Data records:
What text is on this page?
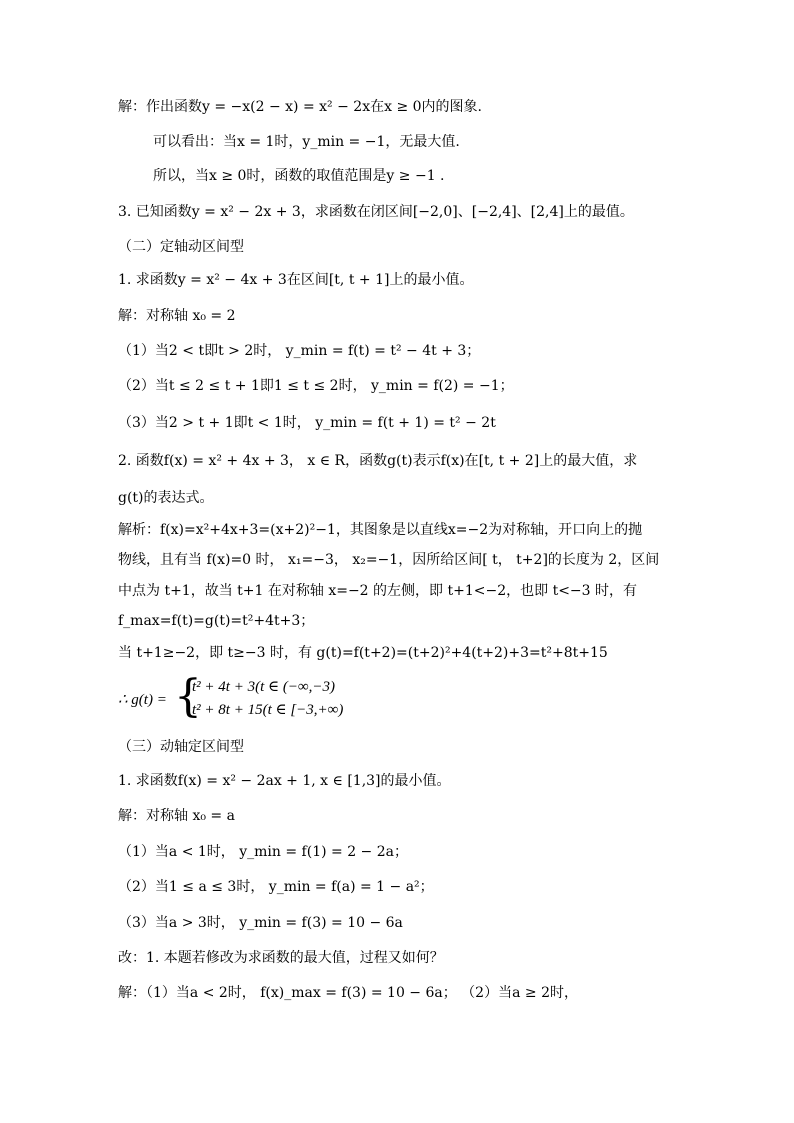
解：作出函数y = −x(2 − x) = x² − 2x在x ≥ 0内的图象.
可以看出：当x = 1时，y_min = −1，无最大值.
所以，当x ≥ 0时，函数的取值范围是y ≥ −1 .
3. 已知函数y = x² − 2x + 3，求函数在闭区间[−2,0]、[−2,4]、[2,4]上的最值。
（二）定轴动区间型
1. 求函数y = x² − 4x + 3在区间[t, t + 1]上的最小值。
解：对称轴 x₀ = 2
（1）当2 < t即t > 2时， y_min = f(t) = t² − 4t + 3；
（2）当t ≤ 2 ≤ t + 1即1 ≤ t ≤ 2时， y_min = f(2) = −1；
（3）当2 > t + 1即t < 1时， y_min = f(t + 1) = t² − 2t
2. 函数f(x) = x² + 4x + 3， x ∈ R，函数g(t)表示f(x)在[t, t + 2]上的最大值，求
g(t)的表达式。
解析：f(x)=x²+4x+3=(x+2)²−1，其图象是以直线x=−2为对称轴，开口向上的抛
物线，且有当 f(x)=0 时， x₁=−3， x₂=−1，因所给区间[ t， t+2]的长度为 2，区间
中点为 t+1，故当 t+1 在对称轴 x=−2 的左侧，即 t+1<−2，也即 t<−3 时，有
f_max=f(t)=g(t)=t²+4t+3；
当 t+1≥−2，即 t≥−3 时，有 g(t)=f(t+2)=(t+2)²+4(t+2)+3=t²+8t+15
∴ g(t) = {
t² + 4t + 3(t ∈ (−∞,−3)
t² + 8t + 15(t ∈ [−3,+∞)
（三）动轴定区间型
1. 求函数f(x) = x² − 2ax + 1, x ∈ [1,3]的最小值。
解：对称轴 x₀ = a
（1）当a < 1时， y_min = f(1) = 2 − 2a；
（2）当1 ≤ a ≤ 3时， y_min = f(a) = 1 − a²；
（3）当a > 3时， y_min = f(3) = 10 − 6a
改：1. 本题若修改为求函数的最大值，过程又如何？
解：（1）当a < 2时， f(x)_max = f(3) = 10 − 6a； （2）当a ≥ 2时，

▶ Instructions to follow
Each record above is to be restated exactly, with its pictures removed from the copy.

▶ Solution to the exercise
What text is on this page?
解：作出函数y = −x(2 − x) = x² − 2x在x ≥ 0内的图象.
可以看出：当x = 1时，y_min = −1，无最大值.
所以，当x ≥ 0时，函数的取值范围是y ≥ −1 .
3. 已知函数y = x² − 2x + 3，求函数在闭区间[−2,0]、[−2,4]、[2,4]上的最值。
（二）定轴动区间型
1. 求函数y = x² − 4x + 3在区间[t, t + 1]上的最小值。
解：对称轴 x₀ = 2
（1）当2 < t即t > 2时， y_min = f(t) = t² − 4t + 3；
（2）当t ≤ 2 ≤ t + 1即1 ≤ t ≤ 2时， y_min = f(2) = −1；
（3）当2 > t + 1即t < 1时， y_min = f(t + 1) = t² − 2t
2. 函数f(x) = x² + 4x + 3， x ∈ R，函数g(t)表示f(x)在[t, t + 2]上的最大值，求
g(t)的表达式。
解析：f(x)=x²+4x+3=(x+2)²−1，其图象是以直线x=−2为对称轴，开口向上的抛
物线，且有当 f(x)=0 时， x₁=−3， x₂=−1，因所给区间[ t， t+2]的长度为 2，区间
中点为 t+1，故当 t+1 在对称轴 x=−2 的左侧，即 t+1<−2，也即 t<−3 时，有
f_max=f(t)=g(t)=t²+4t+3；
当 t+1≥−2，即 t≥−3 时，有 g(t)=f(t+2)=(t+2)²+4(t+2)+3=t²+8t+15
∴ g(t) = {
t² + 4t + 3(t ∈ (−∞,−3)
t² + 8t + 15(t ∈ [−3,+∞)
（三）动轴定区间型
1. 求函数f(x) = x² − 2ax + 1, x ∈ [1,3]的最小值。
解：对称轴 x₀ = a
（1）当a < 1时， y_min = f(1) = 2 − 2a；
（2）当1 ≤ a ≤ 3时， y_min = f(a) = 1 − a²；
（3）当a > 3时， y_min = f(3) = 10 − 6a
改：1. 本题若修改为求函数的最大值，过程又如何？
解：（1）当a < 2时， f(x)_max = f(3) = 10 − 6a； （2）当a ≥ 2时，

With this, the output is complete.